- INSTRUCTION:
From the entries below, gather each line containing the word "Qualità".

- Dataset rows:
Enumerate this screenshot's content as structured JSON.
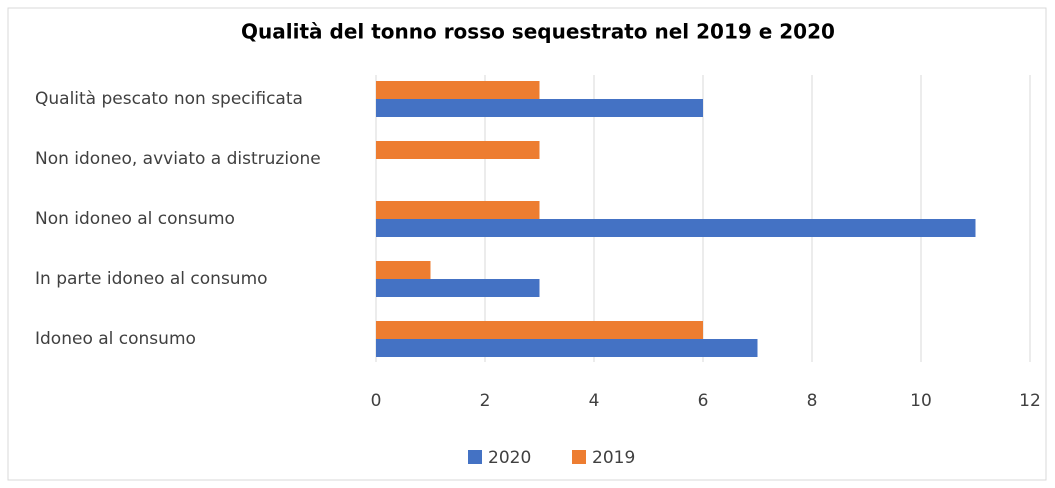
{
  "chart_data": {
    "type": "barh",
    "title": "Qualità del tonno rosso sequestrato nel 2019 e 2020",
    "categories": [
      "Qualità pescato non specificata",
      "Non idoneo, avviato a distruzione",
      "Non idoneo al consumo",
      "In parte idoneo al consumo",
      "Idoneo al consumo"
    ],
    "series": [
      {
        "name": "2020",
        "color": "#4472c4",
        "values": [
          6,
          0,
          11,
          3,
          7
        ]
      },
      {
        "name": "2019",
        "color": "#ed7d31",
        "values": [
          3,
          3,
          3,
          1,
          6
        ]
      }
    ],
    "xlim": [
      0,
      12
    ],
    "xticks": [
      0,
      2,
      4,
      6,
      8,
      10,
      12
    ],
    "grid": true,
    "legend": "bottom"
  }
}
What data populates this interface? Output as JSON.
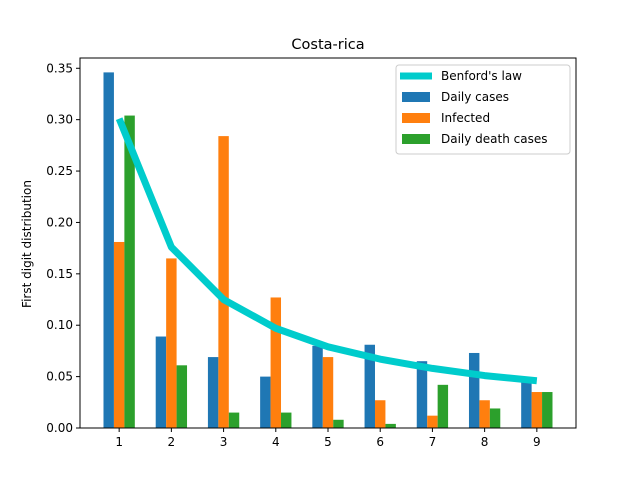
{
  "chart_data": {
    "type": "bar",
    "title": "Costa-rica",
    "xlabel": "",
    "ylabel": "First digit distribution",
    "categories": [
      "1",
      "2",
      "3",
      "4",
      "5",
      "6",
      "7",
      "8",
      "9"
    ],
    "x": [
      1,
      2,
      3,
      4,
      5,
      6,
      7,
      8,
      9
    ],
    "ylim": [
      0,
      0.36
    ],
    "yticks": [
      "0.00",
      "0.05",
      "0.10",
      "0.15",
      "0.20",
      "0.25",
      "0.30",
      "0.35"
    ],
    "ytick_values": [
      0,
      0.05,
      0.1,
      0.15,
      0.2,
      0.25,
      0.3,
      0.35
    ],
    "grid": false,
    "legend_position": "top-right",
    "line": {
      "name": "Benford's law",
      "type": "line",
      "color": "#00cccc",
      "values": [
        0.301,
        0.176,
        0.125,
        0.097,
        0.079,
        0.067,
        0.058,
        0.051,
        0.046
      ]
    },
    "series": [
      {
        "name": "Daily cases",
        "color": "#1f77b4",
        "values": [
          0.346,
          0.089,
          0.069,
          0.05,
          0.08,
          0.081,
          0.065,
          0.073,
          0.045
        ]
      },
      {
        "name": "Infected",
        "color": "#ff7f0e",
        "values": [
          0.181,
          0.165,
          0.284,
          0.127,
          0.069,
          0.027,
          0.012,
          0.027,
          0.035
        ]
      },
      {
        "name": "Daily death cases",
        "color": "#2ca02c",
        "values": [
          0.304,
          0.061,
          0.015,
          0.015,
          0.008,
          0.004,
          0.042,
          0.019,
          0.035
        ]
      }
    ]
  }
}
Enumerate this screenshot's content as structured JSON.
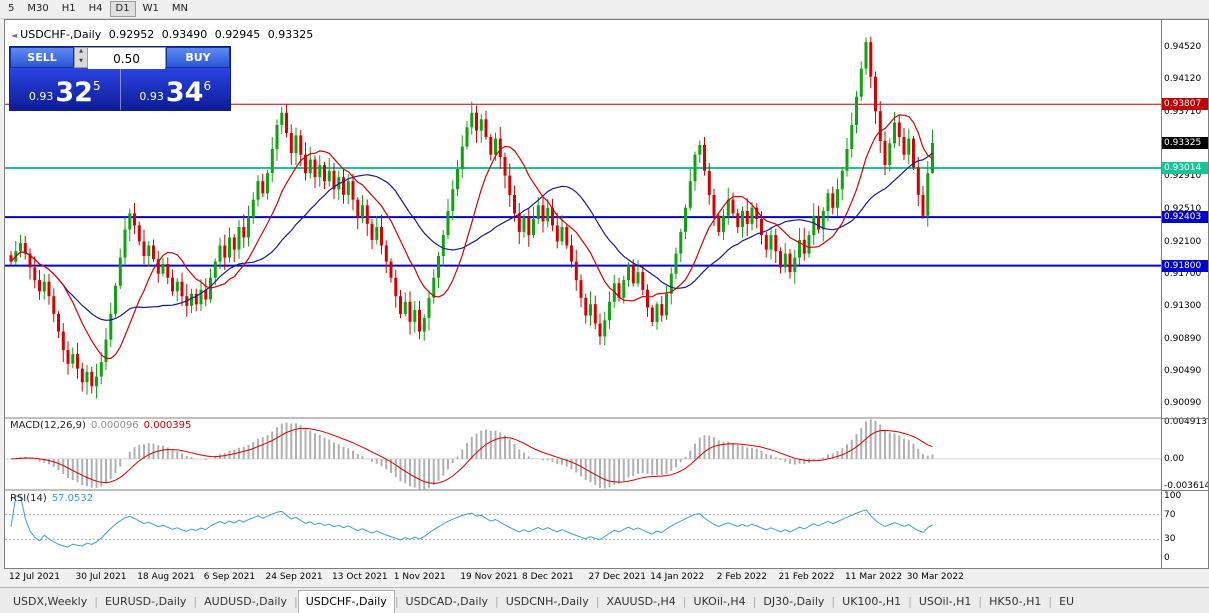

- FINISHED TASK:
    "title": "Qualità del tonno rosso sequestrato nel 2019 e 2020",
      "Qualità pescato non specificata",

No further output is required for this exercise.